◆ Aim ◆
Make an exact copy of the records, with the pictures left out.

Figure content listings
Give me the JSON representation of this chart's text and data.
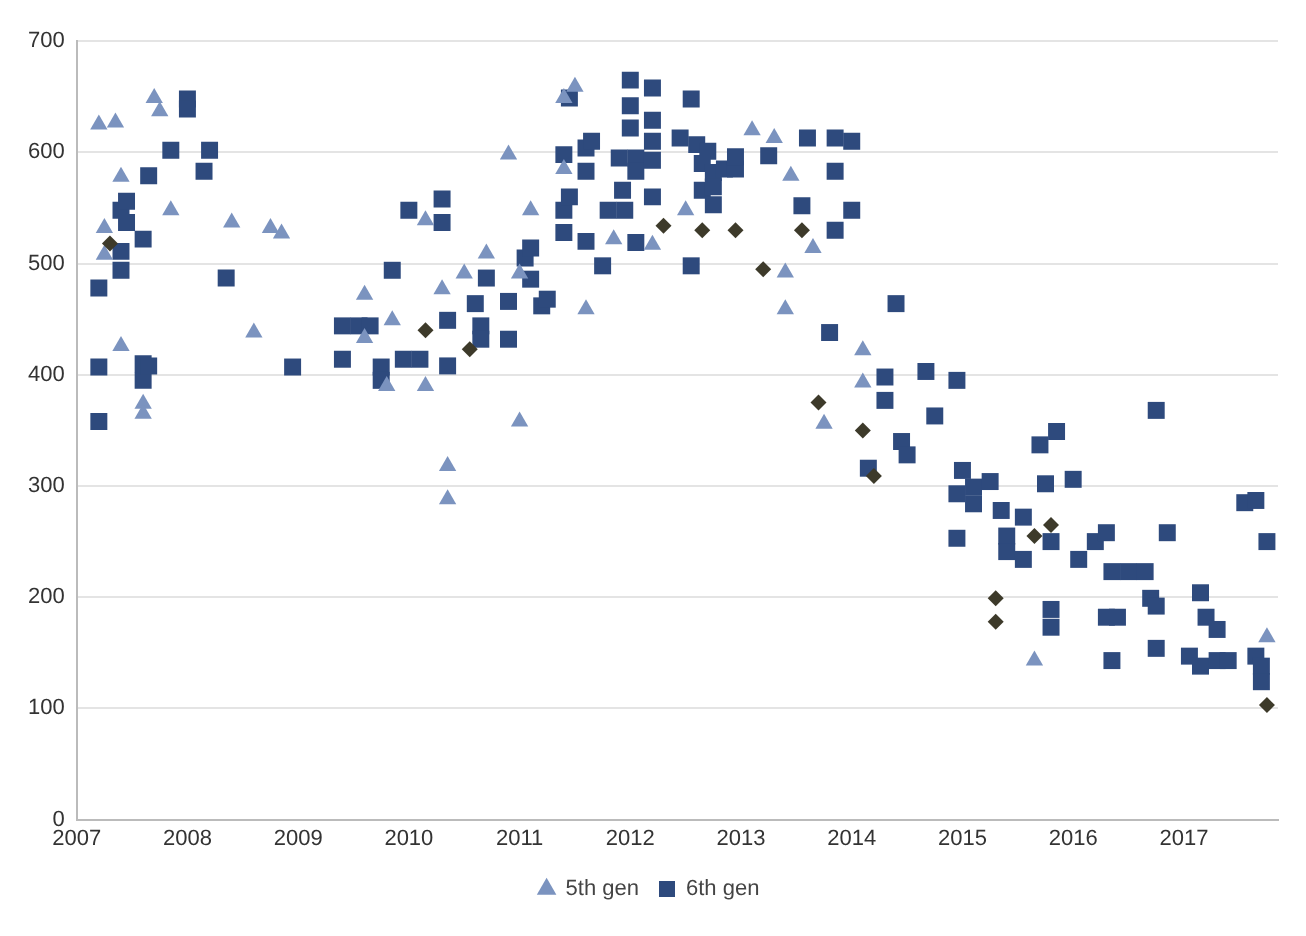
{
  "chart_data": {
    "type": "scatter",
    "xlim": [
      2007,
      2017.85
    ],
    "xticks": [
      2007,
      2008,
      2009,
      2010,
      2011,
      2012,
      2013,
      2014,
      2015,
      2016,
      2017
    ],
    "ylim": [
      0,
      700
    ],
    "yticks": [
      0,
      100,
      200,
      300,
      400,
      500,
      600,
      700
    ],
    "grid": "y",
    "legend": "bottom",
    "series": [
      {
        "name": "5th gen",
        "color": "#7b93bf",
        "marker": "triangle",
        "x": [
          2007.2,
          2007.35,
          2007.25,
          2007.25,
          2007.4,
          2007.4,
          2007.6,
          2007.6,
          2007.7,
          2007.75,
          2007.85,
          2008.4,
          2008.75,
          2008.85,
          2008.6,
          2009.6,
          2009.6,
          2009.85,
          2009.8,
          2010.15,
          2010.15,
          2010.3,
          2010.35,
          2010.35,
          2010.5,
          2010.7,
          2010.9,
          2011.0,
          2011.0,
          2011.1,
          2011.4,
          2011.5,
          2011.4,
          2011.6,
          2011.85,
          2012.2,
          2012.5,
          2013.1,
          2013.3,
          2013.45,
          2013.65,
          2013.4,
          2013.4,
          2014.1,
          2014.1,
          2013.75,
          2015.65,
          2017.75
        ],
        "values": [
          625,
          627,
          532,
          508,
          578,
          426,
          374,
          365,
          649,
          637,
          548,
          537,
          532,
          527,
          438,
          472,
          433,
          449,
          390,
          539,
          390,
          477,
          318,
          288,
          491,
          509,
          598,
          491,
          358,
          548,
          649,
          659,
          585,
          459,
          522,
          517,
          548,
          620,
          613,
          579,
          514,
          492,
          459,
          422,
          393,
          356,
          143,
          164
        ]
      },
      {
        "color": "#3d3a2a",
        "marker": "diamond",
        "x": [
          2007.3,
          2010.15,
          2010.55,
          2012.3,
          2012.65,
          2012.95,
          2013.2,
          2013.55,
          2013.7,
          2014.1,
          2014.2,
          2015.3,
          2015.3,
          2015.65,
          2015.8,
          2017.75
        ],
        "values": [
          518,
          440,
          423,
          534,
          530,
          530,
          495,
          530,
          375,
          350,
          309,
          199,
          178,
          255,
          265,
          103
        ]
      },
      {
        "name": "6th gen",
        "color": "#2e4a7d",
        "marker": "square",
        "x": [
          2007.2,
          2007.2,
          2007.2,
          2007.4,
          2007.4,
          2007.4,
          2007.45,
          2007.45,
          2007.6,
          2007.6,
          2007.6,
          2007.65,
          2007.65,
          2007.85,
          2008.0,
          2008.0,
          2008.15,
          2008.2,
          2008.35,
          2008.95,
          2009.4,
          2009.55,
          2009.4,
          2009.65,
          2009.75,
          2009.75,
          2009.85,
          2010.0,
          2009.95,
          2010.1,
          2010.3,
          2010.3,
          2010.35,
          2010.35,
          2010.7,
          2010.6,
          2010.65,
          2010.65,
          2010.9,
          2010.9,
          2011.05,
          2011.1,
          2011.1,
          2011.2,
          2011.25,
          2011.4,
          2011.4,
          2011.4,
          2011.45,
          2011.45,
          2011.6,
          2011.6,
          2011.65,
          2011.6,
          2011.75,
          2011.8,
          2011.95,
          2011.93,
          2011.9,
          2012.0,
          2012.0,
          2012.0,
          2012.05,
          2012.05,
          2012.05,
          2012.2,
          2012.2,
          2012.2,
          2012.2,
          2012.2,
          2012.55,
          2012.55,
          2012.45,
          2012.6,
          2012.7,
          2012.65,
          2012.75,
          2012.85,
          2012.65,
          2012.75,
          2012.75,
          2012.95,
          2012.95,
          2013.25,
          2013.6,
          2013.55,
          2013.85,
          2013.85,
          2014.0,
          2013.85,
          2014.0,
          2013.8,
          2014.4,
          2014.3,
          2014.3,
          2014.15,
          2014.67,
          2014.95,
          2014.75,
          2014.45,
          2014.5,
          2015.0,
          2015.1,
          2014.95,
          2015.1,
          2015.25,
          2014.95,
          2015.35,
          2015.55,
          2015.4,
          2015.4,
          2015.55,
          2015.8,
          2015.7,
          2015.85,
          2015.75,
          2016.0,
          2016.05,
          2016.2,
          2016.3,
          2016.85,
          2016.75,
          2016.35,
          2016.5,
          2016.65,
          2015.8,
          2015.8,
          2016.3,
          2016.4,
          2016.35,
          2016.7,
          2016.75,
          2016.75,
          2017.15,
          2017.2,
          2017.3,
          2017.05,
          2017.15,
          2017.3,
          2017.4,
          2017.55,
          2017.65,
          2017.75,
          2017.65,
          2017.7,
          2017.7
        ],
        "values": [
          478,
          407,
          358,
          511,
          494,
          548,
          556,
          537,
          522,
          410,
          395,
          408,
          579,
          602,
          648,
          639,
          583,
          602,
          487,
          407,
          444,
          444,
          414,
          444,
          407,
          395,
          494,
          548,
          414,
          414,
          558,
          537,
          449,
          408,
          487,
          464,
          444,
          432,
          432,
          466,
          505,
          514,
          486,
          462,
          468,
          598,
          548,
          528,
          560,
          649,
          520,
          604,
          610,
          583,
          498,
          548,
          548,
          566,
          595,
          665,
          642,
          622,
          595,
          583,
          519,
          658,
          629,
          610,
          593,
          560,
          648,
          498,
          613,
          607,
          601,
          590,
          582,
          585,
          566,
          569,
          553,
          585,
          596,
          597,
          613,
          552,
          583,
          613,
          610,
          530,
          548,
          438,
          464,
          398,
          377,
          316,
          403,
          395,
          363,
          340,
          328,
          314,
          299,
          293,
          284,
          304,
          253,
          278,
          272,
          255,
          241,
          234,
          250,
          337,
          349,
          302,
          306,
          234,
          250,
          258,
          258,
          368,
          223,
          223,
          223,
          189,
          173,
          182,
          182,
          143,
          199,
          192,
          154,
          204,
          182,
          171,
          147,
          138,
          143,
          143,
          285,
          287,
          250,
          147,
          138,
          124
        ]
      }
    ]
  }
}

◆ Response to the exercise ◆
Give me the JSON representation of this chart's text and data.
{
  "chart_data": {
    "type": "scatter",
    "xlim": [
      2007,
      2017.85
    ],
    "xticks": [
      2007,
      2008,
      2009,
      2010,
      2011,
      2012,
      2013,
      2014,
      2015,
      2016,
      2017
    ],
    "ylim": [
      0,
      700
    ],
    "yticks": [
      0,
      100,
      200,
      300,
      400,
      500,
      600,
      700
    ],
    "grid": "y",
    "legend": "bottom",
    "series": [
      {
        "name": "5th gen",
        "color": "#7b93bf",
        "marker": "triangle",
        "x": [
          2007.2,
          2007.35,
          2007.25,
          2007.25,
          2007.4,
          2007.4,
          2007.6,
          2007.6,
          2007.7,
          2007.75,
          2007.85,
          2008.4,
          2008.75,
          2008.85,
          2008.6,
          2009.6,
          2009.6,
          2009.85,
          2009.8,
          2010.15,
          2010.15,
          2010.3,
          2010.35,
          2010.35,
          2010.5,
          2010.7,
          2010.9,
          2011.0,
          2011.0,
          2011.1,
          2011.4,
          2011.5,
          2011.4,
          2011.6,
          2011.85,
          2012.2,
          2012.5,
          2013.1,
          2013.3,
          2013.45,
          2013.65,
          2013.4,
          2013.4,
          2014.1,
          2014.1,
          2013.75,
          2015.65,
          2017.75
        ],
        "values": [
          625,
          627,
          532,
          508,
          578,
          426,
          374,
          365,
          649,
          637,
          548,
          537,
          532,
          527,
          438,
          472,
          433,
          449,
          390,
          539,
          390,
          477,
          318,
          288,
          491,
          509,
          598,
          491,
          358,
          548,
          649,
          659,
          585,
          459,
          522,
          517,
          548,
          620,
          613,
          579,
          514,
          492,
          459,
          422,
          393,
          356,
          143,
          164
        ]
      },
      {
        "color": "#3d3a2a",
        "marker": "diamond",
        "x": [
          2007.3,
          2010.15,
          2010.55,
          2012.3,
          2012.65,
          2012.95,
          2013.2,
          2013.55,
          2013.7,
          2014.1,
          2014.2,
          2015.3,
          2015.3,
          2015.65,
          2015.8,
          2017.75
        ],
        "values": [
          518,
          440,
          423,
          534,
          530,
          530,
          495,
          530,
          375,
          350,
          309,
          199,
          178,
          255,
          265,
          103
        ]
      },
      {
        "name": "6th gen",
        "color": "#2e4a7d",
        "marker": "square",
        "x": [
          2007.2,
          2007.2,
          2007.2,
          2007.4,
          2007.4,
          2007.4,
          2007.45,
          2007.45,
          2007.6,
          2007.6,
          2007.6,
          2007.65,
          2007.65,
          2007.85,
          2008.0,
          2008.0,
          2008.15,
          2008.2,
          2008.35,
          2008.95,
          2009.4,
          2009.55,
          2009.4,
          2009.65,
          2009.75,
          2009.75,
          2009.85,
          2010.0,
          2009.95,
          2010.1,
          2010.3,
          2010.3,
          2010.35,
          2010.35,
          2010.7,
          2010.6,
          2010.65,
          2010.65,
          2010.9,
          2010.9,
          2011.05,
          2011.1,
          2011.1,
          2011.2,
          2011.25,
          2011.4,
          2011.4,
          2011.4,
          2011.45,
          2011.45,
          2011.6,
          2011.6,
          2011.65,
          2011.6,
          2011.75,
          2011.8,
          2011.95,
          2011.93,
          2011.9,
          2012.0,
          2012.0,
          2012.0,
          2012.05,
          2012.05,
          2012.05,
          2012.2,
          2012.2,
          2012.2,
          2012.2,
          2012.2,
          2012.55,
          2012.55,
          2012.45,
          2012.6,
          2012.7,
          2012.65,
          2012.75,
          2012.85,
          2012.65,
          2012.75,
          2012.75,
          2012.95,
          2012.95,
          2013.25,
          2013.6,
          2013.55,
          2013.85,
          2013.85,
          2014.0,
          2013.85,
          2014.0,
          2013.8,
          2014.4,
          2014.3,
          2014.3,
          2014.15,
          2014.67,
          2014.95,
          2014.75,
          2014.45,
          2014.5,
          2015.0,
          2015.1,
          2014.95,
          2015.1,
          2015.25,
          2014.95,
          2015.35,
          2015.55,
          2015.4,
          2015.4,
          2015.55,
          2015.8,
          2015.7,
          2015.85,
          2015.75,
          2016.0,
          2016.05,
          2016.2,
          2016.3,
          2016.85,
          2016.75,
          2016.35,
          2016.5,
          2016.65,
          2015.8,
          2015.8,
          2016.3,
          2016.4,
          2016.35,
          2016.7,
          2016.75,
          2016.75,
          2017.15,
          2017.2,
          2017.3,
          2017.05,
          2017.15,
          2017.3,
          2017.4,
          2017.55,
          2017.65,
          2017.75,
          2017.65,
          2017.7,
          2017.7
        ],
        "values": [
          478,
          407,
          358,
          511,
          494,
          548,
          556,
          537,
          522,
          410,
          395,
          408,
          579,
          602,
          648,
          639,
          583,
          602,
          487,
          407,
          444,
          444,
          414,
          444,
          407,
          395,
          494,
          548,
          414,
          414,
          558,
          537,
          449,
          408,
          487,
          464,
          444,
          432,
          432,
          466,
          505,
          514,
          486,
          462,
          468,
          598,
          548,
          528,
          560,
          649,
          520,
          604,
          610,
          583,
          498,
          548,
          548,
          566,
          595,
          665,
          642,
          622,
          595,
          583,
          519,
          658,
          629,
          610,
          593,
          560,
          648,
          498,
          613,
          607,
          601,
          590,
          582,
          585,
          566,
          569,
          553,
          585,
          596,
          597,
          613,
          552,
          583,
          613,
          610,
          530,
          548,
          438,
          464,
          398,
          377,
          316,
          403,
          395,
          363,
          340,
          328,
          314,
          299,
          293,
          284,
          304,
          253,
          278,
          272,
          255,
          241,
          234,
          250,
          337,
          349,
          302,
          306,
          234,
          250,
          258,
          258,
          368,
          223,
          223,
          223,
          189,
          173,
          182,
          182,
          143,
          199,
          192,
          154,
          204,
          182,
          171,
          147,
          138,
          143,
          143,
          285,
          287,
          250,
          147,
          138,
          124
        ]
      }
    ]
  }
}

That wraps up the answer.